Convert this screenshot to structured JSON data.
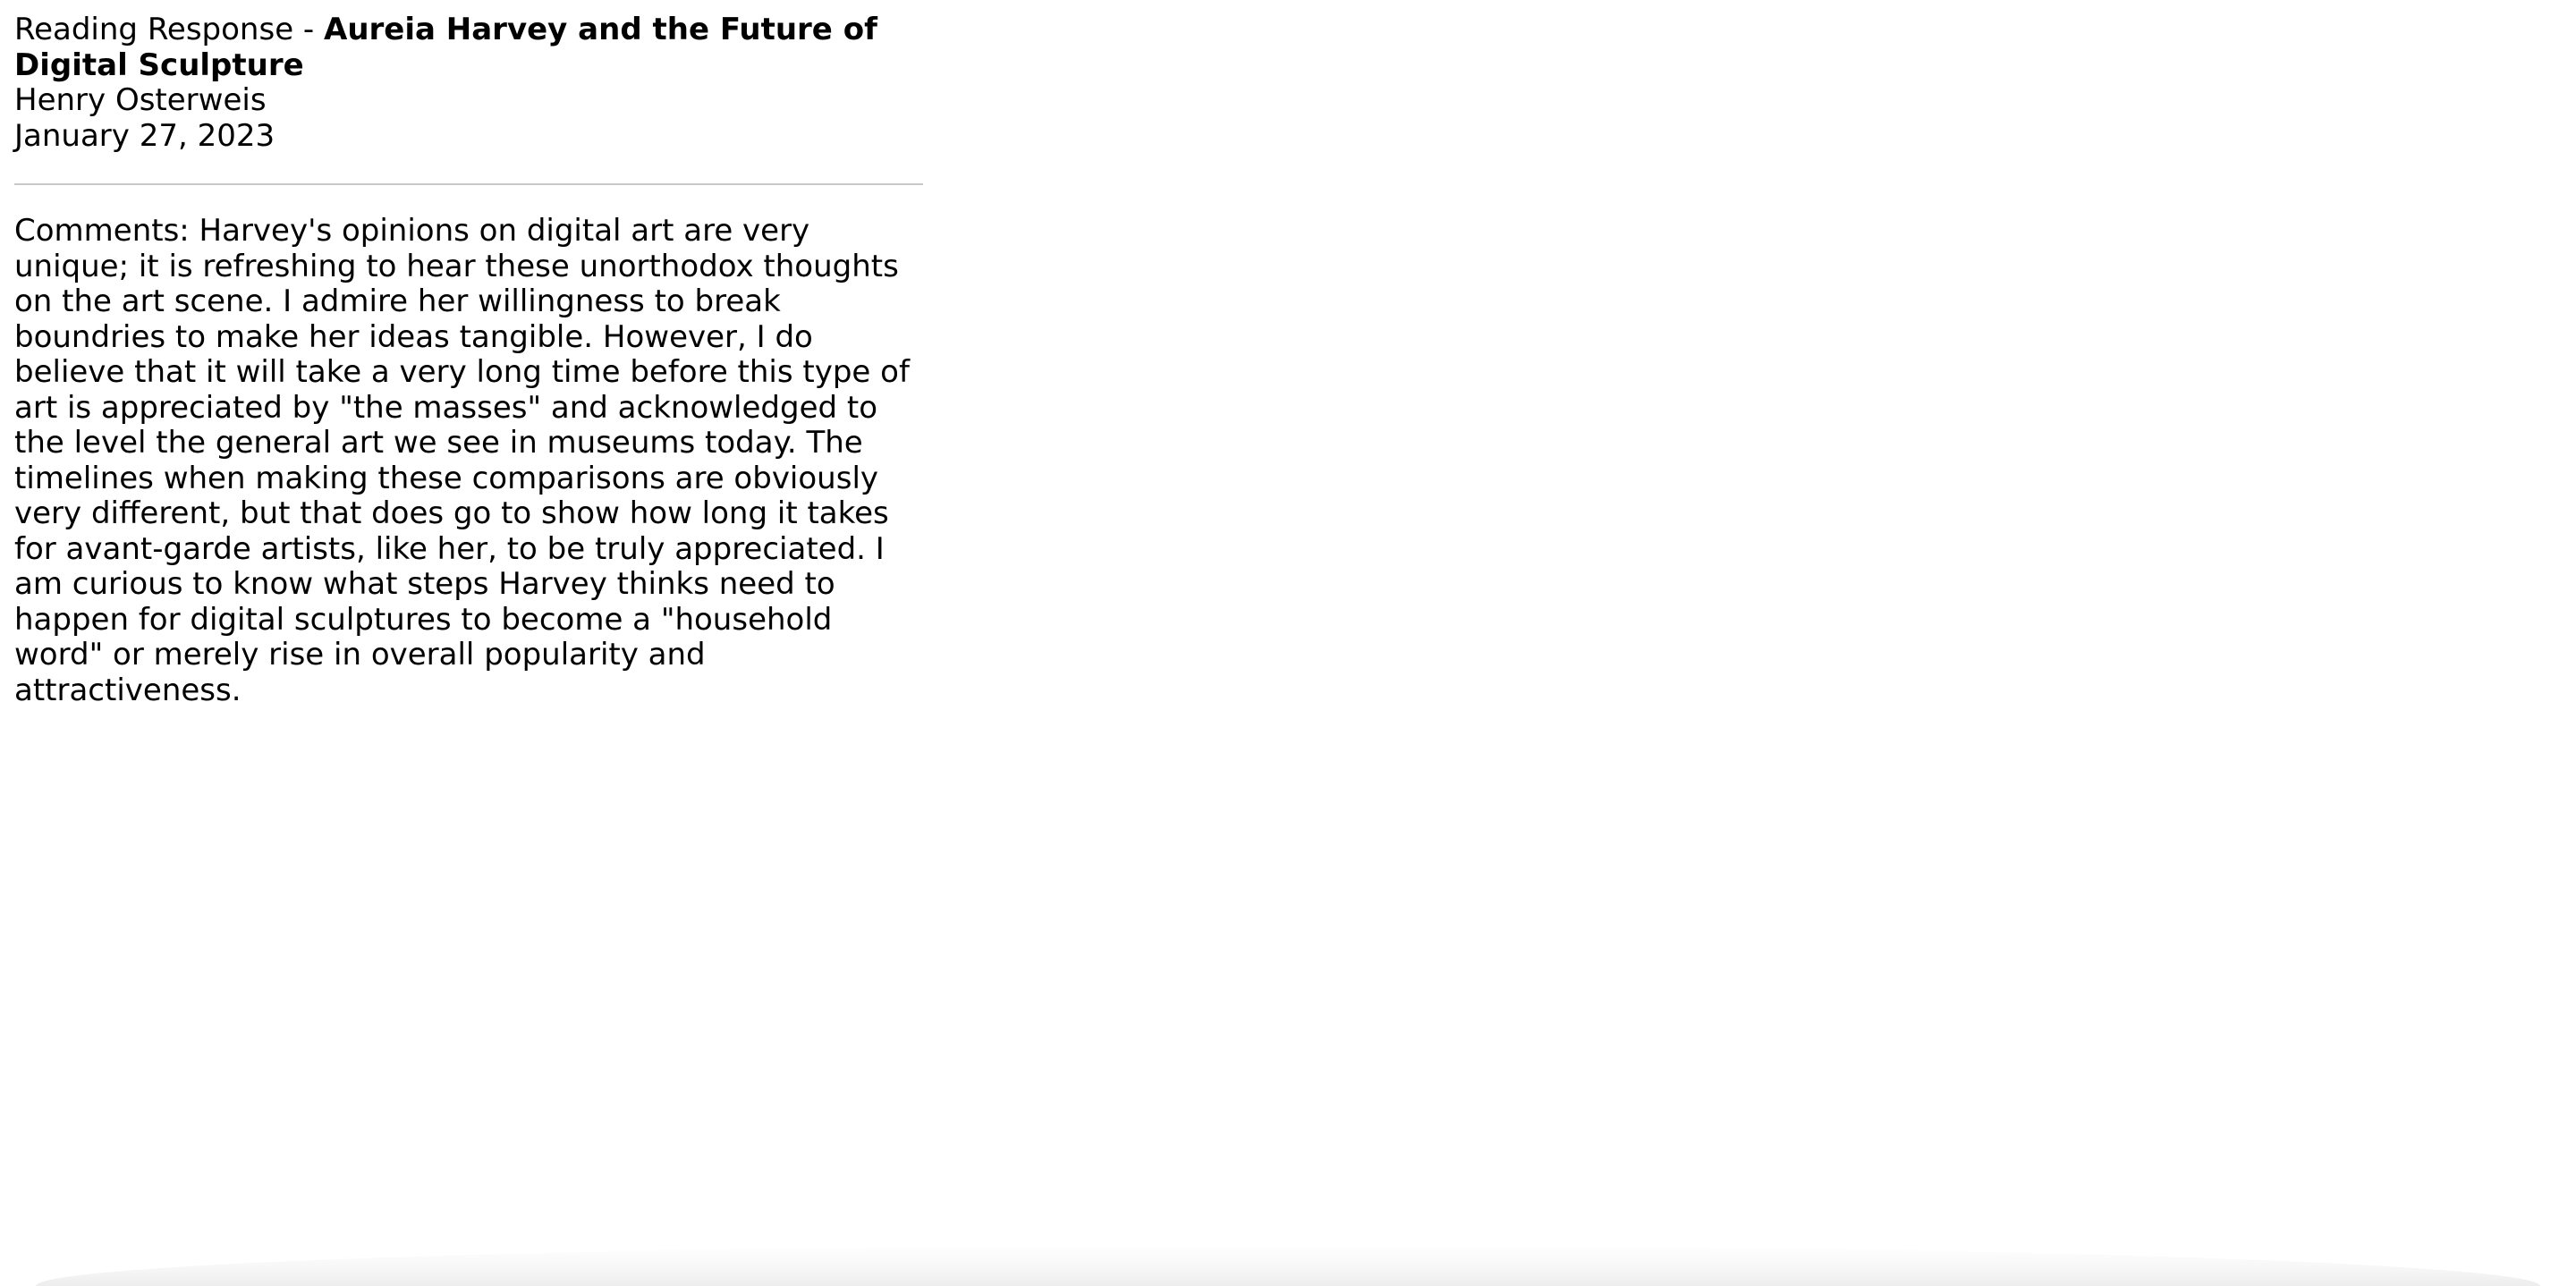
{
  "header": {
    "title_prefix": "Reading Response - ",
    "title_bold": "Aureia Harvey and the Future of Digital Sculpture",
    "author": "Henry Osterweis",
    "date": "January 27, 2023"
  },
  "body": {
    "comments": "Comments: Harvey's opinions on digital art are very unique; it is refreshing to hear these unorthodox thoughts on the art scene. I admire her willingness to break boundries to make her ideas tangible. However, I do believe that it will take a very long time before this type of art is appreciated by \"the masses\" and acknowledged to the level the general art we see in museums today. The timelines when making these comparisons are obviously very different, but that does go to show how long it takes for avant-garde artists, like her, to be truly appreciated. I am curious to know what steps Harvey thinks need to happen for digital sculptures to become a \"household word\" or merely rise in overall popularity and attractiveness."
  }
}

***

Written problem: Which lines hold the string "Harvey"? List them all.

Result below:
    "title_bold": "Aureia Harvey and the Future of Digital Sculpture",
    "comments": "Comments: Harvey's opinions on digital art are very unique; it is refreshing to hear these unorthodox thoughts on the art scene. I admire her willingness to break boundries to make her ideas tangible. However, I do believe that it will take a very long time before this type of art is appreciated by \"the masses\" and acknowledged to the level the general art we see in museums today. The timelines when making these comparisons are obviously very different, but that does go to show how long it takes for avant-garde artists, like her, to be truly appreciated. I am curious to know what steps Harvey thinks need to happen for digital sculptures to become a \"household word\" or merely rise in overall popularity and attractiveness."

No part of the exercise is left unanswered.